**What to work on:**
Make an exact copy of the lines below.

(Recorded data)
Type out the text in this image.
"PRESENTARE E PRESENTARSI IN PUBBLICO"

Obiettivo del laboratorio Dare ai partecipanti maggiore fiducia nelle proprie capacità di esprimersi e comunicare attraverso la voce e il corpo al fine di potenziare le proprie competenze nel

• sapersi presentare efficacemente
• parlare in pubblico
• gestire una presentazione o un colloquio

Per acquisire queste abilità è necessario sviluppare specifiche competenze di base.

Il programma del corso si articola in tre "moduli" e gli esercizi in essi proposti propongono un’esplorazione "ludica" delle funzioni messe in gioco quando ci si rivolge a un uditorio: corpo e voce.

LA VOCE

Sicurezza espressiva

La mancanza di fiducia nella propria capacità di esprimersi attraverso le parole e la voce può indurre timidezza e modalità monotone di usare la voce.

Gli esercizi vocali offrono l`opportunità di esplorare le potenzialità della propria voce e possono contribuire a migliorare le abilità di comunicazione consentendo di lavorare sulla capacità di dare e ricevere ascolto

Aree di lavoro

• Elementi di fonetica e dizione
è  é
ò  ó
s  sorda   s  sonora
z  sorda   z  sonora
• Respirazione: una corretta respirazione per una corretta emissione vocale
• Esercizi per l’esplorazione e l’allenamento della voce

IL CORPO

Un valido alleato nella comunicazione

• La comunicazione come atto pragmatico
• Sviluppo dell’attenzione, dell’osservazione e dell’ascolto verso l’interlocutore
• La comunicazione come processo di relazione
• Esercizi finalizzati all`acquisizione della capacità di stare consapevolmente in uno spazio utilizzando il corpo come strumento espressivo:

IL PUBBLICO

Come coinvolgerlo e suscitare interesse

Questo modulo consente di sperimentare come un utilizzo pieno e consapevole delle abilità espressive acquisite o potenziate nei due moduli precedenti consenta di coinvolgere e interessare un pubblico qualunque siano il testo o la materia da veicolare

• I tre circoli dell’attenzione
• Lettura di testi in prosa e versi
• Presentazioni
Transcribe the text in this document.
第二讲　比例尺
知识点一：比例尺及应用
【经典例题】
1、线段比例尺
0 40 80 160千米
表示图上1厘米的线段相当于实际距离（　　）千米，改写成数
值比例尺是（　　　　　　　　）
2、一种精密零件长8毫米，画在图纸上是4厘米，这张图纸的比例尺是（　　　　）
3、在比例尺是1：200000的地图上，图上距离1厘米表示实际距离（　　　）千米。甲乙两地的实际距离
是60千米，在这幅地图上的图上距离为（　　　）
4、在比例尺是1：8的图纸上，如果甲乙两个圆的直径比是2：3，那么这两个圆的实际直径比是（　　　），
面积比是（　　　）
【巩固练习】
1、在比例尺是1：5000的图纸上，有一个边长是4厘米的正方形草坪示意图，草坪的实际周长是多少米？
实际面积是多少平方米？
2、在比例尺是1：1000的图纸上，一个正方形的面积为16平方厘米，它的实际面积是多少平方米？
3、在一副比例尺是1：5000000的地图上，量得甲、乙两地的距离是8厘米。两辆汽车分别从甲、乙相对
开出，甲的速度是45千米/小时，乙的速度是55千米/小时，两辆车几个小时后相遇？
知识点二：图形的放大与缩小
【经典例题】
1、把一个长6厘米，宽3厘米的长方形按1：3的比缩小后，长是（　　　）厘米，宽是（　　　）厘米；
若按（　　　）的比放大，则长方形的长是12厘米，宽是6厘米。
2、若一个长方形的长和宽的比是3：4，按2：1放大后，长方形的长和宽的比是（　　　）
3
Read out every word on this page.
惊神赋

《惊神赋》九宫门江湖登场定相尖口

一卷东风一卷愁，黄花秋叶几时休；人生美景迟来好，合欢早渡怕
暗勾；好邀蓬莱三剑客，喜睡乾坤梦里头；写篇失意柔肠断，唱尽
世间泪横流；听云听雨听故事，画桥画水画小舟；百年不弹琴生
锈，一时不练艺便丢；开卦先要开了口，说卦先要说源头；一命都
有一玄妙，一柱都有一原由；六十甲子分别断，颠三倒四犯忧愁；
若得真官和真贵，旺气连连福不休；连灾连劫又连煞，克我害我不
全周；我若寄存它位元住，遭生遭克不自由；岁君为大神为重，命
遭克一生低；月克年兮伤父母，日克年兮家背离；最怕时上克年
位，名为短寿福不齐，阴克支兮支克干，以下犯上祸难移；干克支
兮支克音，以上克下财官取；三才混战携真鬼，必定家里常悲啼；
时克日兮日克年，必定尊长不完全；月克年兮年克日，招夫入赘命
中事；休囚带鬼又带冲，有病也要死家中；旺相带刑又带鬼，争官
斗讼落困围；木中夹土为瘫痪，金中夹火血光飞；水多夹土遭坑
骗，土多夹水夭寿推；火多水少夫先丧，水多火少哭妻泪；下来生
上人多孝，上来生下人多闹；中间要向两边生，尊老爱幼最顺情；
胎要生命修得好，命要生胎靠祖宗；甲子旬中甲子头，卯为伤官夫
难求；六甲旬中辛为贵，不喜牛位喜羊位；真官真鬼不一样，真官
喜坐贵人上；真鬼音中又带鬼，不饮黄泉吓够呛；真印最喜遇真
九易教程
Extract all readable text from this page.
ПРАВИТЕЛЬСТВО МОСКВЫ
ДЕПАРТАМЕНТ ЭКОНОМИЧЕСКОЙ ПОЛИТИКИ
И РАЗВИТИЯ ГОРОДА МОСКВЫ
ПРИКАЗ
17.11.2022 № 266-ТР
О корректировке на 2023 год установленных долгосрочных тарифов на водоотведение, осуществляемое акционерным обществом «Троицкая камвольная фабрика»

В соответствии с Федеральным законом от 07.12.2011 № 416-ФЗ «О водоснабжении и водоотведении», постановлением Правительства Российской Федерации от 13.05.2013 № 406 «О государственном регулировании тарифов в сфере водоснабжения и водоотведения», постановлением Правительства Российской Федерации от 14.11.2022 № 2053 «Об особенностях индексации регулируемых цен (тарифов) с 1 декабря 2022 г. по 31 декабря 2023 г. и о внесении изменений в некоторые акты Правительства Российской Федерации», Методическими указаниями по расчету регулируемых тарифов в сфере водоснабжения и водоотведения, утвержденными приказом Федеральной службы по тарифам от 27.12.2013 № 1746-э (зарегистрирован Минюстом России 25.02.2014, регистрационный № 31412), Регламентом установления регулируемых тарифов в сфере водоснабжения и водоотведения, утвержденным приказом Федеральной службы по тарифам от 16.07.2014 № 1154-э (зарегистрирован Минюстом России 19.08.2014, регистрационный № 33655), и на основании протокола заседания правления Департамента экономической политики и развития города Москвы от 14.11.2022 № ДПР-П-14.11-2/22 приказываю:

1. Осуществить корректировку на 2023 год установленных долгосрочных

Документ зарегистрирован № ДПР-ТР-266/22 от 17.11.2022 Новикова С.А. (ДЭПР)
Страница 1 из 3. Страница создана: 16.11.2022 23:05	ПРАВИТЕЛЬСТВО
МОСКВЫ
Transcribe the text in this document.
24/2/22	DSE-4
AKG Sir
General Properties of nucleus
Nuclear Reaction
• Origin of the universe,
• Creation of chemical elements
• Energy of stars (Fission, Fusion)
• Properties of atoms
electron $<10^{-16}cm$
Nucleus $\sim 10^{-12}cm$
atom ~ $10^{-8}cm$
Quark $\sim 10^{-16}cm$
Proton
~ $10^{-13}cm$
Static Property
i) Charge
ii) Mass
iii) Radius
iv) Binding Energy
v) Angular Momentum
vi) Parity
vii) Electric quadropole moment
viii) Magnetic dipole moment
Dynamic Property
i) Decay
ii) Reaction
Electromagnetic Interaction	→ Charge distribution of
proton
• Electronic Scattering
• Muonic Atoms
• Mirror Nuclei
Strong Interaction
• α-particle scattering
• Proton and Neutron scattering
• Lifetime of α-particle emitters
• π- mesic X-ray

**Answer to this exercise:**
Type out the text in this image.
"PRESENTARE E PRESENTARSI IN PUBBLICO"

Obiettivo del laboratorio Dare ai partecipanti maggiore fiducia nelle proprie capacità di esprimersi e comunicare attraverso la voce e il corpo al fine di potenziare le proprie competenze nel

• sapersi presentare efficacemente
• parlare in pubblico
• gestire una presentazione o un colloquio

Per acquisire queste abilità è necessario sviluppare specifiche competenze di base.

Il programma del corso si articola in tre "moduli" e gli esercizi in essi proposti propongono un’esplorazione "ludica" delle funzioni messe in gioco quando ci si rivolge a un uditorio: corpo e voce.

LA VOCE

Sicurezza espressiva

La mancanza di fiducia nella propria capacità di esprimersi attraverso le parole e la voce può indurre timidezza e modalità monotone di usare la voce.

Gli esercizi vocali offrono l`opportunità di esplorare le potenzialità della propria voce e possono contribuire a migliorare le abilità di comunicazione consentendo di lavorare sulla capacità di dare e ricevere ascolto

Aree di lavoro

• Elementi di fonetica e dizione
è  é
ò  ó
s  sorda   s  sonora
z  sorda   z  sonora
• Respirazione: una corretta respirazione per una corretta emissione vocale
• Esercizi per l’esplorazione e l’allenamento della voce

IL CORPO

Un valido alleato nella comunicazione

• La comunicazione come atto pragmatico
• Sviluppo dell’attenzione, dell’osservazione e dell’ascolto verso l’interlocutore
• La comunicazione come processo di relazione
• Esercizi finalizzati all`acquisizione della capacità di stare consapevolmente in uno spazio utilizzando il corpo come strumento espressivo:

IL PUBBLICO

Come coinvolgerlo e suscitare interesse

Questo modulo consente di sperimentare come un utilizzo pieno e consapevole delle abilità espressive acquisite o potenziate nei due moduli precedenti consenta di coinvolgere e interessare un pubblico qualunque siano il testo o la materia da veicolare

• I tre circoli dell’attenzione
• Lettura di testi in prosa e versi
• Presentazioni
Transcribe the text in this document.
第二讲　比例尺
知识点一：比例尺及应用
【经典例题】
1、线段比例尺
0 40 80 160千米
表示图上1厘米的线段相当于实际距离（　　）千米，改写成数
值比例尺是（　　　　　　　　）
2、一种精密零件长8毫米，画在图纸上是4厘米，这张图纸的比例尺是（　　　　）
3、在比例尺是1：200000的地图上，图上距离1厘米表示实际距离（　　　）千米。甲乙两地的实际距离
是60千米，在这幅地图上的图上距离为（　　　）
4、在比例尺是1：8的图纸上，如果甲乙两个圆的直径比是2：3，那么这两个圆的实际直径比是（　　　），
面积比是（　　　）
【巩固练习】
1、在比例尺是1：5000的图纸上，有一个边长是4厘米的正方形草坪示意图，草坪的实际周长是多少米？
实际面积是多少平方米？
2、在比例尺是1：1000的图纸上，一个正方形的面积为16平方厘米，它的实际面积是多少平方米？
3、在一副比例尺是1：5000000的地图上，量得甲、乙两地的距离是8厘米。两辆汽车分别从甲、乙相对
开出，甲的速度是45千米/小时，乙的速度是55千米/小时，两辆车几个小时后相遇？
知识点二：图形的放大与缩小
【经典例题】
1、把一个长6厘米，宽3厘米的长方形按1：3的比缩小后，长是（　　　）厘米，宽是（　　　）厘米；
若按（　　　）的比放大，则长方形的长是12厘米，宽是6厘米。
2、若一个长方形的长和宽的比是3：4，按2：1放大后，长方形的长和宽的比是（　　　）
3
Read out every word on this page.
惊神赋

《惊神赋》九宫门江湖登场定相尖口

一卷东风一卷愁，黄花秋叶几时休；人生美景迟来好，合欢早渡怕
暗勾；好邀蓬莱三剑客，喜睡乾坤梦里头；写篇失意柔肠断，唱尽
世间泪横流；听云听雨听故事，画桥画水画小舟；百年不弹琴生
锈，一时不练艺便丢；开卦先要开了口，说卦先要说源头；一命都
有一玄妙，一柱都有一原由；六十甲子分别断，颠三倒四犯忧愁；
若得真官和真贵，旺气连连福不休；连灾连劫又连煞，克我害我不
全周；我若寄存它位元住，遭生遭克不自由；岁君为大神为重，命
遭克一生低；月克年兮伤父母，日克年兮家背离；最怕时上克年
位，名为短寿福不齐，阴克支兮支克干，以下犯上祸难移；干克支
兮支克音，以上克下财官取；三才混战携真鬼，必定家里常悲啼；
时克日兮日克年，必定尊长不完全；月克年兮年克日，招夫入赘命
中事；休囚带鬼又带冲，有病也要死家中；旺相带刑又带鬼，争官
斗讼落困围；木中夹土为瘫痪，金中夹火血光飞；水多夹土遭坑
骗，土多夹水夭寿推；火多水少夫先丧，水多火少哭妻泪；下来生
上人多孝，上来生下人多闹；中间要向两边生，尊老爱幼最顺情；
胎要生命修得好，命要生胎靠祖宗；甲子旬中甲子头，卯为伤官夫
难求；六甲旬中辛为贵，不喜牛位喜羊位；真官真鬼不一样，真官
喜坐贵人上；真鬼音中又带鬼，不饮黄泉吓够呛；真印最喜遇真
九易教程
Extract all readable text from this page.
ПРАВИТЕЛЬСТВО МОСКВЫ
ДЕПАРТАМЕНТ ЭКОНОМИЧЕСКОЙ ПОЛИТИКИ
И РАЗВИТИЯ ГОРОДА МОСКВЫ
ПРИКАЗ
17.11.2022 № 266-ТР
О корректировке на 2023 год установленных долгосрочных тарифов на водоотведение, осуществляемое акционерным обществом «Троицкая камвольная фабрика»

В соответствии с Федеральным законом от 07.12.2011 № 416-ФЗ «О водоснабжении и водоотведении», постановлением Правительства Российской Федерации от 13.05.2013 № 406 «О государственном регулировании тарифов в сфере водоснабжения и водоотведения», постановлением Правительства Российской Федерации от 14.11.2022 № 2053 «Об особенностях индексации регулируемых цен (тарифов) с 1 декабря 2022 г. по 31 декабря 2023 г. и о внесении изменений в некоторые акты Правительства Российской Федерации», Методическими указаниями по расчету регулируемых тарифов в сфере водоснабжения и водоотведения, утвержденными приказом Федеральной службы по тарифам от 27.12.2013 № 1746-э (зарегистрирован Минюстом России 25.02.2014, регистрационный № 31412), Регламентом установления регулируемых тарифов в сфере водоснабжения и водоотведения, утвержденным приказом Федеральной службы по тарифам от 16.07.2014 № 1154-э (зарегистрирован Минюстом России 19.08.2014, регистрационный № 33655), и на основании протокола заседания правления Департамента экономической политики и развития города Москвы от 14.11.2022 № ДПР-П-14.11-2/22 приказываю:

1. Осуществить корректировку на 2023 год установленных долгосрочных

Документ зарегистрирован № ДПР-ТР-266/22 от 17.11.2022 Новикова С.А. (ДЭПР)
Страница 1 из 3. Страница создана: 16.11.2022 23:05	ПРАВИТЕЛЬСТВО
МОСКВЫ
Transcribe the text in this document.
24/2/22	DSE-4
AKG Sir
General Properties of nucleus
Nuclear Reaction
• Origin of the universe,
• Creation of chemical elements
• Energy of stars (Fission, Fusion)
• Properties of atoms
electron $<10^{-16}cm$
Nucleus $\sim 10^{-12}cm$
atom ~ $10^{-8}cm$
Quark $\sim 10^{-16}cm$
Proton
~ $10^{-13}cm$
Static Property
i) Charge
ii) Mass
iii) Radius
iv) Binding Energy
v) Angular Momentum
vi) Parity
vii) Electric quadropole moment
viii) Magnetic dipole moment
Dynamic Property
i) Decay
ii) Reaction
Electromagnetic Interaction	→ Charge distribution of
proton
• Electronic Scattering
• Muonic Atoms
• Mirror Nuclei
Strong Interaction
• α-particle scattering
• Proton and Neutron scattering
• Lifetime of α-particle emitters
• π- mesic X-ray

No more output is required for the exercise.